What is expected:
Wherever the string "JSON" appears, copy the whole line.

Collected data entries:
---*---

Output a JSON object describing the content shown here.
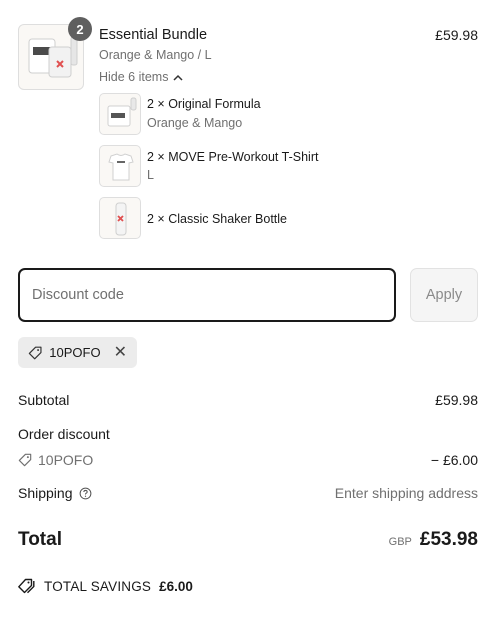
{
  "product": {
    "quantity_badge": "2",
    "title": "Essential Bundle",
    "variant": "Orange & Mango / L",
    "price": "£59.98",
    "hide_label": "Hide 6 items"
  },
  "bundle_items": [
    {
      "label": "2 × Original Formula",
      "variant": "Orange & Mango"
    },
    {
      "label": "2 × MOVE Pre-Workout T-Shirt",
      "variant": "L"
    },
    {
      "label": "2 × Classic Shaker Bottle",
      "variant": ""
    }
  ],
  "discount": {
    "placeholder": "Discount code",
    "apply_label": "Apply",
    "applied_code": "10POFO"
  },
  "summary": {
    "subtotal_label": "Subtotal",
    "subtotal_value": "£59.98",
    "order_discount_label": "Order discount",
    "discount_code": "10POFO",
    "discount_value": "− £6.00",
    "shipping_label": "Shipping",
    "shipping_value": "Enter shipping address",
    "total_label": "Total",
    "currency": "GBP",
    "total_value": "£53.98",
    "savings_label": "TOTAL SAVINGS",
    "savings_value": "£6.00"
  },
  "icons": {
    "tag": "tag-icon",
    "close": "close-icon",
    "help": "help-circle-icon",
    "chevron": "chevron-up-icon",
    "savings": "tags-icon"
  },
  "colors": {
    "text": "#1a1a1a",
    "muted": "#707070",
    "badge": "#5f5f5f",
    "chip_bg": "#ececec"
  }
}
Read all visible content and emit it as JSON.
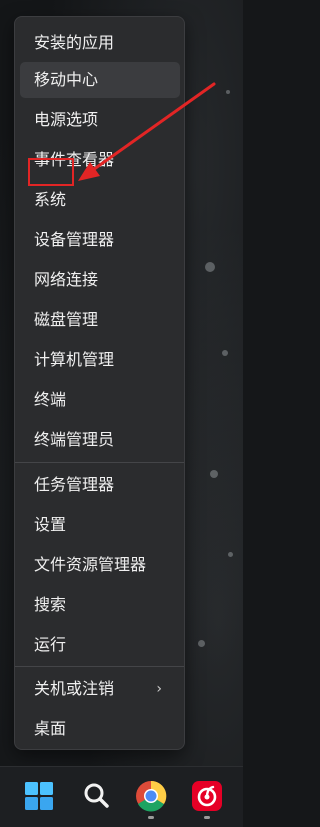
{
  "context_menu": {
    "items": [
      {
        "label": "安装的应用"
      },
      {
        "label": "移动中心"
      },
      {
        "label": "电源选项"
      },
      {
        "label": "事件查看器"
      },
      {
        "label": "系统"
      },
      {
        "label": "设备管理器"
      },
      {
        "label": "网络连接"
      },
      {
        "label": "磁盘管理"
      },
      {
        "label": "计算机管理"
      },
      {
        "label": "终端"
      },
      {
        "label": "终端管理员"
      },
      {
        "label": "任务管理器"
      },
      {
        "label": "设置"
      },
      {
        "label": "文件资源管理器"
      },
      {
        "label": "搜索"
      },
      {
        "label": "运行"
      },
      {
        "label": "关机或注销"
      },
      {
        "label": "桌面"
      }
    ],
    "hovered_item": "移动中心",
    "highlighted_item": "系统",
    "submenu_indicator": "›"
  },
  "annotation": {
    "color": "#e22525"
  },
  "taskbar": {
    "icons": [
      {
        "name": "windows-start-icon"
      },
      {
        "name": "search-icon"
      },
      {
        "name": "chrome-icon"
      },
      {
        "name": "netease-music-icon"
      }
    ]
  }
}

---*---

Problem solution:
Output a JSON object describing the content shown here.
Read all visible content and emit it as JSON.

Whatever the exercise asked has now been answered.